• **THE TASK**
Find each line with the word "обучающимся" in it, then give the total alone.

Data items
START
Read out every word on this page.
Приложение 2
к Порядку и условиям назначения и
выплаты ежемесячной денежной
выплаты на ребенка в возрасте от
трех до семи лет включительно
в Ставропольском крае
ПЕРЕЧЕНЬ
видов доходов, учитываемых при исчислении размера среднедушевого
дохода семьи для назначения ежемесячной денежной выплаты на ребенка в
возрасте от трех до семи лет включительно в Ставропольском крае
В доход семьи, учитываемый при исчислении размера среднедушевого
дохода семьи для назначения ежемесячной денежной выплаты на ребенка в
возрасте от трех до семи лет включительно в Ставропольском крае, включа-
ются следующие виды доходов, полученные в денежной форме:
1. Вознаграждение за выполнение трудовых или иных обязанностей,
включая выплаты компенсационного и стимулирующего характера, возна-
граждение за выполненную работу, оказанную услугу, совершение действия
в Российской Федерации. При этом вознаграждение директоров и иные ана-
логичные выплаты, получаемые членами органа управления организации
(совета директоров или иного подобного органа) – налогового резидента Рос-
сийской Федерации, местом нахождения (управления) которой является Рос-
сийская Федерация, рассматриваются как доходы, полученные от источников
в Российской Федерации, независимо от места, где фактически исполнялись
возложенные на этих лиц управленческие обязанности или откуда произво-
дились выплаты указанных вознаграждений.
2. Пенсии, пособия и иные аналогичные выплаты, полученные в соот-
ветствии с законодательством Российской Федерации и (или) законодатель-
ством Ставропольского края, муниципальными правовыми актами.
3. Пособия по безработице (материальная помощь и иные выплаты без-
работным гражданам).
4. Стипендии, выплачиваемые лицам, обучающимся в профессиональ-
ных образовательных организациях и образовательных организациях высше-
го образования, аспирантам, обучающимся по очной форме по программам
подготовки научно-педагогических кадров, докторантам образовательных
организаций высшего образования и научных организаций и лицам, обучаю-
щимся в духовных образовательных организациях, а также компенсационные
END
• **THE RESULT**
2